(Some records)
— START —
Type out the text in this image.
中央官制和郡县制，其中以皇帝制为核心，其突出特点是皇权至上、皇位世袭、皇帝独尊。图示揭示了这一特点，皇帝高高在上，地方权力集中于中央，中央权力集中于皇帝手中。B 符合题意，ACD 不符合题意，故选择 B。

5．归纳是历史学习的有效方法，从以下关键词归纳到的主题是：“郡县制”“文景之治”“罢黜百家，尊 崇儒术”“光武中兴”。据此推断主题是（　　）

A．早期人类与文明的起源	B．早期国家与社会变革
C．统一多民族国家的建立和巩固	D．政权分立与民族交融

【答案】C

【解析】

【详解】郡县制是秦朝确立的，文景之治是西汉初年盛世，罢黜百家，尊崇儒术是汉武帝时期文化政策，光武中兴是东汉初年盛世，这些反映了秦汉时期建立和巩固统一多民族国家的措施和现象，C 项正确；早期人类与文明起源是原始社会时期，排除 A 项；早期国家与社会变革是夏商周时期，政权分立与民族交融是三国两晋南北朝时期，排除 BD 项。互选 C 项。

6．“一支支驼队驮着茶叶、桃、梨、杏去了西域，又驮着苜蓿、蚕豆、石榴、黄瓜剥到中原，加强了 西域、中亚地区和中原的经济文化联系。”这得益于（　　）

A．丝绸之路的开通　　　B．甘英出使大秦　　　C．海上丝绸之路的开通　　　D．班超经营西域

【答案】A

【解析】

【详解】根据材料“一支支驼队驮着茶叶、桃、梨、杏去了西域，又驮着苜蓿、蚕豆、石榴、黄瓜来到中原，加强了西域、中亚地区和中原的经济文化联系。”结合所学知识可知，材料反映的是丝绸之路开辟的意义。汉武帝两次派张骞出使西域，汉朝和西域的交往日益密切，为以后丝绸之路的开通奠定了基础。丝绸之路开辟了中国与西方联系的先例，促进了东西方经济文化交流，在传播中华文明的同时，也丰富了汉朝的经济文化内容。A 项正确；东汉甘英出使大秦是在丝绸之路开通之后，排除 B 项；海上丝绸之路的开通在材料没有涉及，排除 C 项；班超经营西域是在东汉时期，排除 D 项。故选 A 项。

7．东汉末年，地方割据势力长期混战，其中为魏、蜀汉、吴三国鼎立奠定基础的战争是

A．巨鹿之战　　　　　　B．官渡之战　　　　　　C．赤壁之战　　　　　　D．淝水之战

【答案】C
— END —
— START —
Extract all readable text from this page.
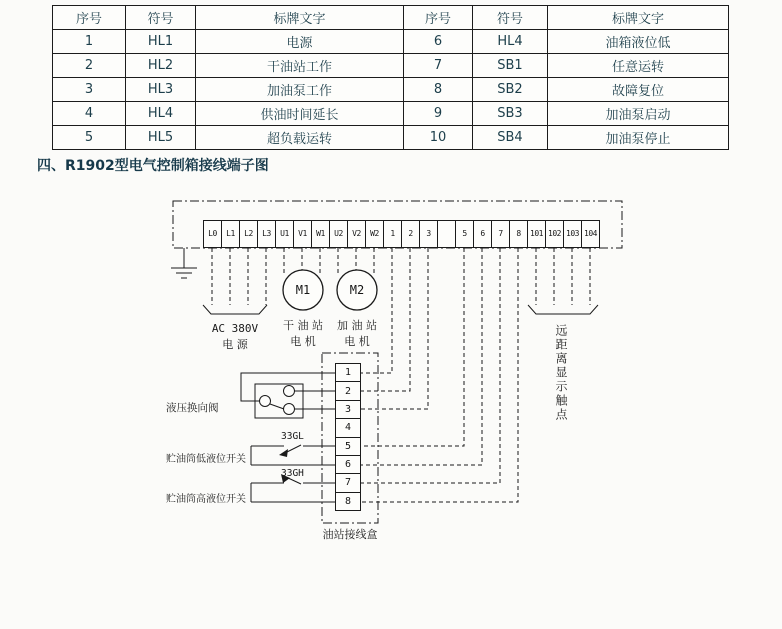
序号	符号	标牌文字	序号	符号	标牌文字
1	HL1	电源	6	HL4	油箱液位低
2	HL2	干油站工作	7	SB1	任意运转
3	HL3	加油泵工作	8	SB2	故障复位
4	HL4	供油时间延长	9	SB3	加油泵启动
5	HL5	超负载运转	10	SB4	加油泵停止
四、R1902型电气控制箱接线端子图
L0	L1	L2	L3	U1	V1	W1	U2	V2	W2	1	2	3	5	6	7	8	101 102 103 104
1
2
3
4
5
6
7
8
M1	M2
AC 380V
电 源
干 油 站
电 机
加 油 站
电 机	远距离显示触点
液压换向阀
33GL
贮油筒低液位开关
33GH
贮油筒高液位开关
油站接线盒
— END —
— START —
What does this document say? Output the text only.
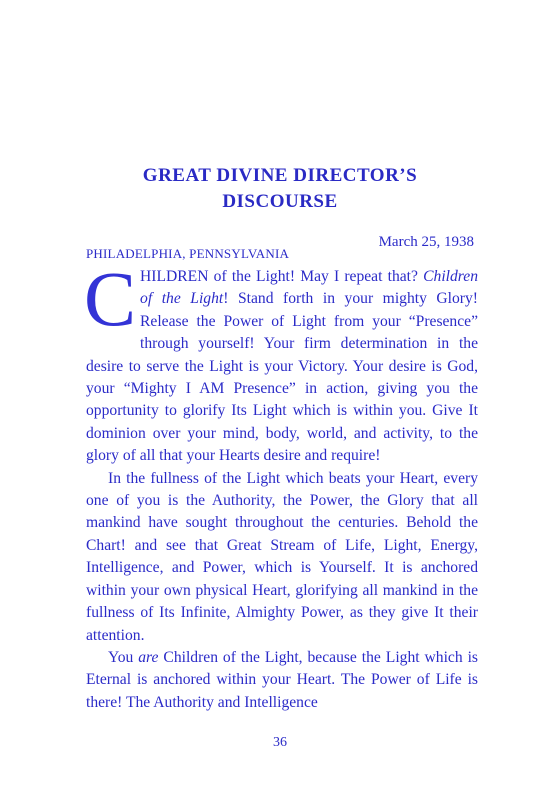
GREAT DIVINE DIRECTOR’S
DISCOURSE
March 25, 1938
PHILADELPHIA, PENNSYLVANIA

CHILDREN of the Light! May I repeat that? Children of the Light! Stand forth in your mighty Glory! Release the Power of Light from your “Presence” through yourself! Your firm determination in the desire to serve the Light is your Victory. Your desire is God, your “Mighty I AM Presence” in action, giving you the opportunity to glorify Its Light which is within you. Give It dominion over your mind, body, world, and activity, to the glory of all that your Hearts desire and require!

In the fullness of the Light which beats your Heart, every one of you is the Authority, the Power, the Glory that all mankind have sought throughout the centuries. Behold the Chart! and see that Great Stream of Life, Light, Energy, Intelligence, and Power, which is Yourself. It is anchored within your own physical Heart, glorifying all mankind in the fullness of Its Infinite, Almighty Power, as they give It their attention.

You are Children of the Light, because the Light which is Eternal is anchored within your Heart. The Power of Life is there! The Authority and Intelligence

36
— END —
Exercise: Search the records for the word "text", then list every line that has it.

Answer for this exercise:
Type out the text in this image.
Extract all readable text from this page.
What does this document say? Output the text only.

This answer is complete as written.